** Start Working data **
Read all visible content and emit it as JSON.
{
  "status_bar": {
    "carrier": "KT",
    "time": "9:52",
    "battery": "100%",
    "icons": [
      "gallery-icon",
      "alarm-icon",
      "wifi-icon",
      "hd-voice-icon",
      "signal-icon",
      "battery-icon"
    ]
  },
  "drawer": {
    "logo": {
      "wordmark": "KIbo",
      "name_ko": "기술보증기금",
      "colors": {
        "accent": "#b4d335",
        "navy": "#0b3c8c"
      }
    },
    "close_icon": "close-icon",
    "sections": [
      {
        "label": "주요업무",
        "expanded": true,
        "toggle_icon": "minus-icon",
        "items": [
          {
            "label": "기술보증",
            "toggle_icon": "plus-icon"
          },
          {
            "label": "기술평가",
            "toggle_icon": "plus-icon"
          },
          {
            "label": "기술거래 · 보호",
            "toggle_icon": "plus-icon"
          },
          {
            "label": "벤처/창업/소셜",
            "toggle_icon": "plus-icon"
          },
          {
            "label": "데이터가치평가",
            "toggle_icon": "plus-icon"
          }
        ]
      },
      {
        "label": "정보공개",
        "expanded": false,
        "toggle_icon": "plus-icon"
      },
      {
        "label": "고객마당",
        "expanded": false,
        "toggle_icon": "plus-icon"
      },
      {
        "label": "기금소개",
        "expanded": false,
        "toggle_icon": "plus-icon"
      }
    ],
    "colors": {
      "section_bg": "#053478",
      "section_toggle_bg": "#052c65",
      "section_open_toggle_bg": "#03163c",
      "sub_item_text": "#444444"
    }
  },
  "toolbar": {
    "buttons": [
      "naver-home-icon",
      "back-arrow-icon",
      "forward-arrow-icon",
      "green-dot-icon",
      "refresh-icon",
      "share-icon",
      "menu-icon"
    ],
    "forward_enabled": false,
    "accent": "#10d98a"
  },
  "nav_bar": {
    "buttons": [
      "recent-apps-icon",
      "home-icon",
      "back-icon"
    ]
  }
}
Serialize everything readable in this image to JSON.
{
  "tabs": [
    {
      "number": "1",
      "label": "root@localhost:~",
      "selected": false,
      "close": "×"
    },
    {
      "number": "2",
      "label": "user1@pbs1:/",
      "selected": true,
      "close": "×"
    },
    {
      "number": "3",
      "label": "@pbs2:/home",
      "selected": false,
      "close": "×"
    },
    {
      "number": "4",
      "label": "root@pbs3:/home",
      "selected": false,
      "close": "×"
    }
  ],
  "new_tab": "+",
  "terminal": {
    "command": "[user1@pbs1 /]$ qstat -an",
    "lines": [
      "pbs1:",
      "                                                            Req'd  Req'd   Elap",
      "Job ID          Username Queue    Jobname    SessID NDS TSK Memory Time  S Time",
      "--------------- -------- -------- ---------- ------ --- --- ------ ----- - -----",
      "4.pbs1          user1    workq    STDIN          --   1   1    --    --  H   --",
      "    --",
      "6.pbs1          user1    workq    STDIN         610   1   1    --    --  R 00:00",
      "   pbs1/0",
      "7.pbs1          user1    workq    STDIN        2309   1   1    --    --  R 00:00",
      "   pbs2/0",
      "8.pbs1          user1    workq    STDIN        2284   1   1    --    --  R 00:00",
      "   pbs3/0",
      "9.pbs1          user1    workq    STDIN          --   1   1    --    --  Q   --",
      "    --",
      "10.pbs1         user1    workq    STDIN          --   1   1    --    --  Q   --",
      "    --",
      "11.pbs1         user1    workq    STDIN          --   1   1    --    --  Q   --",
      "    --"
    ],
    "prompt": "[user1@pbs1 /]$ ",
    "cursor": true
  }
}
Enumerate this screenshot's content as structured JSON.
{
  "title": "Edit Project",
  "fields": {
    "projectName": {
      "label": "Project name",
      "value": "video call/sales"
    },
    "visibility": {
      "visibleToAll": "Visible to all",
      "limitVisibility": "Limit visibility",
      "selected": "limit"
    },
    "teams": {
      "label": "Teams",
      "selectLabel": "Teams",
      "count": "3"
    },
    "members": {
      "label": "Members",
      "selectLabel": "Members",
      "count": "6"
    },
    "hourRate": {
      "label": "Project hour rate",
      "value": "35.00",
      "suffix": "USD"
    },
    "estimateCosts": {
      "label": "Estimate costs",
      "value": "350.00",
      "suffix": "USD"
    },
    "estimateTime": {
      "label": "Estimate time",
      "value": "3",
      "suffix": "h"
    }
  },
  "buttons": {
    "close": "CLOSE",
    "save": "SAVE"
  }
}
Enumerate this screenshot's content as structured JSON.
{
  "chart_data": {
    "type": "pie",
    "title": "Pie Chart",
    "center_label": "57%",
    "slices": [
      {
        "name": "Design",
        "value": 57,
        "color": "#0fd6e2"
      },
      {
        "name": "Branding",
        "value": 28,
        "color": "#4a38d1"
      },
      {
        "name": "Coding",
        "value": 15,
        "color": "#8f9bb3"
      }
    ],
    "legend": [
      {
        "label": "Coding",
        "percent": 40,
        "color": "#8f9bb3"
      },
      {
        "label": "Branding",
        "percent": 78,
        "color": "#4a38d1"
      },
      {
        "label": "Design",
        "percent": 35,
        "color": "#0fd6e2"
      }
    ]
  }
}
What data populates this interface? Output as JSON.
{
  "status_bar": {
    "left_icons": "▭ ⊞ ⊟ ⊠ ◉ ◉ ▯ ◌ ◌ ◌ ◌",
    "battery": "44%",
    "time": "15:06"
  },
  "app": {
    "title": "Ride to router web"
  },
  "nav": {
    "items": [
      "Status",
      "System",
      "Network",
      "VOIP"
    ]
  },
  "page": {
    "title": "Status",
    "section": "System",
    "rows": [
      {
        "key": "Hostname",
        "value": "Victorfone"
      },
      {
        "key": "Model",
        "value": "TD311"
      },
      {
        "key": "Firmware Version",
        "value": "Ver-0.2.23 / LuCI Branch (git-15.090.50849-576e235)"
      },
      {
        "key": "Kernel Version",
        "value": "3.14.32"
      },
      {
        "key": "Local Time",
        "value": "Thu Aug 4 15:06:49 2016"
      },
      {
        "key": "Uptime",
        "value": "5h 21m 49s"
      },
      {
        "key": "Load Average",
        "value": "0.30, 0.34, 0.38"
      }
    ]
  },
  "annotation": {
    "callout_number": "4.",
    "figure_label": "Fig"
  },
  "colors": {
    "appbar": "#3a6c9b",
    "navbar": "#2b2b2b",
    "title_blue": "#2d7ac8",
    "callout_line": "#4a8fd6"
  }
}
** End Working data **
Your goal >>
Retype all of the data shown above, word for word.

Completed exercise >>
Read all visible content and emit it as JSON.
{
  "status_bar": {
    "carrier": "KT",
    "time": "9:52",
    "battery": "100%",
    "icons": [
      "gallery-icon",
      "alarm-icon",
      "wifi-icon",
      "hd-voice-icon",
      "signal-icon",
      "battery-icon"
    ]
  },
  "drawer": {
    "logo": {
      "wordmark": "KIbo",
      "name_ko": "기술보증기금",
      "colors": {
        "accent": "#b4d335",
        "navy": "#0b3c8c"
      }
    },
    "close_icon": "close-icon",
    "sections": [
      {
        "label": "주요업무",
        "expanded": true,
        "toggle_icon": "minus-icon",
        "items": [
          {
            "label": "기술보증",
            "toggle_icon": "plus-icon"
          },
          {
            "label": "기술평가",
            "toggle_icon": "plus-icon"
          },
          {
            "label": "기술거래 · 보호",
            "toggle_icon": "plus-icon"
          },
          {
            "label": "벤처/창업/소셜",
            "toggle_icon": "plus-icon"
          },
          {
            "label": "데이터가치평가",
            "toggle_icon": "plus-icon"
          }
        ]
      },
      {
        "label": "정보공개",
        "expanded": false,
        "toggle_icon": "plus-icon"
      },
      {
        "label": "고객마당",
        "expanded": false,
        "toggle_icon": "plus-icon"
      },
      {
        "label": "기금소개",
        "expanded": false,
        "toggle_icon": "plus-icon"
      }
    ],
    "colors": {
      "section_bg": "#053478",
      "section_toggle_bg": "#052c65",
      "section_open_toggle_bg": "#03163c",
      "sub_item_text": "#444444"
    }
  },
  "toolbar": {
    "buttons": [
      "naver-home-icon",
      "back-arrow-icon",
      "forward-arrow-icon",
      "green-dot-icon",
      "refresh-icon",
      "share-icon",
      "menu-icon"
    ],
    "forward_enabled": false,
    "accent": "#10d98a"
  },
  "nav_bar": {
    "buttons": [
      "recent-apps-icon",
      "home-icon",
      "back-icon"
    ]
  }
}
Serialize everything readable in this image to JSON.
{
  "tabs": [
    {
      "number": "1",
      "label": "root@localhost:~",
      "selected": false,
      "close": "×"
    },
    {
      "number": "2",
      "label": "user1@pbs1:/",
      "selected": true,
      "close": "×"
    },
    {
      "number": "3",
      "label": "@pbs2:/home",
      "selected": false,
      "close": "×"
    },
    {
      "number": "4",
      "label": "root@pbs3:/home",
      "selected": false,
      "close": "×"
    }
  ],
  "new_tab": "+",
  "terminal": {
    "command": "[user1@pbs1 /]$ qstat -an",
    "lines": [
      "pbs1:",
      "                                                            Req'd  Req'd   Elap",
      "Job ID          Username Queue    Jobname    SessID NDS TSK Memory Time  S Time",
      "--------------- -------- -------- ---------- ------ --- --- ------ ----- - -----",
      "4.pbs1          user1    workq    STDIN          --   1   1    --    --  H   --",
      "    --",
      "6.pbs1          user1    workq    STDIN         610   1   1    --    --  R 00:00",
      "   pbs1/0",
      "7.pbs1          user1    workq    STDIN        2309   1   1    --    --  R 00:00",
      "   pbs2/0",
      "8.pbs1          user1    workq    STDIN        2284   1   1    --    --  R 00:00",
      "   pbs3/0",
      "9.pbs1          user1    workq    STDIN          --   1   1    --    --  Q   --",
      "    --",
      "10.pbs1         user1    workq    STDIN          --   1   1    --    --  Q   --",
      "    --",
      "11.pbs1         user1    workq    STDIN          --   1   1    --    --  Q   --",
      "    --"
    ],
    "prompt": "[user1@pbs1 /]$ ",
    "cursor": true
  }
}
Enumerate this screenshot's content as structured JSON.
{
  "title": "Edit Project",
  "fields": {
    "projectName": {
      "label": "Project name",
      "value": "video call/sales"
    },
    "visibility": {
      "visibleToAll": "Visible to all",
      "limitVisibility": "Limit visibility",
      "selected": "limit"
    },
    "teams": {
      "label": "Teams",
      "selectLabel": "Teams",
      "count": "3"
    },
    "members": {
      "label": "Members",
      "selectLabel": "Members",
      "count": "6"
    },
    "hourRate": {
      "label": "Project hour rate",
      "value": "35.00",
      "suffix": "USD"
    },
    "estimateCosts": {
      "label": "Estimate costs",
      "value": "350.00",
      "suffix": "USD"
    },
    "estimateTime": {
      "label": "Estimate time",
      "value": "3",
      "suffix": "h"
    }
  },
  "buttons": {
    "close": "CLOSE",
    "save": "SAVE"
  }
}
Enumerate this screenshot's content as structured JSON.
{
  "chart_data": {
    "type": "pie",
    "title": "Pie Chart",
    "center_label": "57%",
    "slices": [
      {
        "name": "Design",
        "value": 57,
        "color": "#0fd6e2"
      },
      {
        "name": "Branding",
        "value": 28,
        "color": "#4a38d1"
      },
      {
        "name": "Coding",
        "value": 15,
        "color": "#8f9bb3"
      }
    ],
    "legend": [
      {
        "label": "Coding",
        "percent": 40,
        "color": "#8f9bb3"
      },
      {
        "label": "Branding",
        "percent": 78,
        "color": "#4a38d1"
      },
      {
        "label": "Design",
        "percent": 35,
        "color": "#0fd6e2"
      }
    ]
  }
}
What data populates this interface? Output as JSON.
{
  "status_bar": {
    "left_icons": "▭ ⊞ ⊟ ⊠ ◉ ◉ ▯ ◌ ◌ ◌ ◌",
    "battery": "44%",
    "time": "15:06"
  },
  "app": {
    "title": "Ride to router web"
  },
  "nav": {
    "items": [
      "Status",
      "System",
      "Network",
      "VOIP"
    ]
  },
  "page": {
    "title": "Status",
    "section": "System",
    "rows": [
      {
        "key": "Hostname",
        "value": "Victorfone"
      },
      {
        "key": "Model",
        "value": "TD311"
      },
      {
        "key": "Firmware Version",
        "value": "Ver-0.2.23 / LuCI Branch (git-15.090.50849-576e235)"
      },
      {
        "key": "Kernel Version",
        "value": "3.14.32"
      },
      {
        "key": "Local Time",
        "value": "Thu Aug 4 15:06:49 2016"
      },
      {
        "key": "Uptime",
        "value": "5h 21m 49s"
      },
      {
        "key": "Load Average",
        "value": "0.30, 0.34, 0.38"
      }
    ]
  },
  "annotation": {
    "callout_number": "4.",
    "figure_label": "Fig"
  },
  "colors": {
    "appbar": "#3a6c9b",
    "navbar": "#2b2b2b",
    "title_blue": "#2d7ac8",
    "callout_line": "#4a8fd6"
  }
}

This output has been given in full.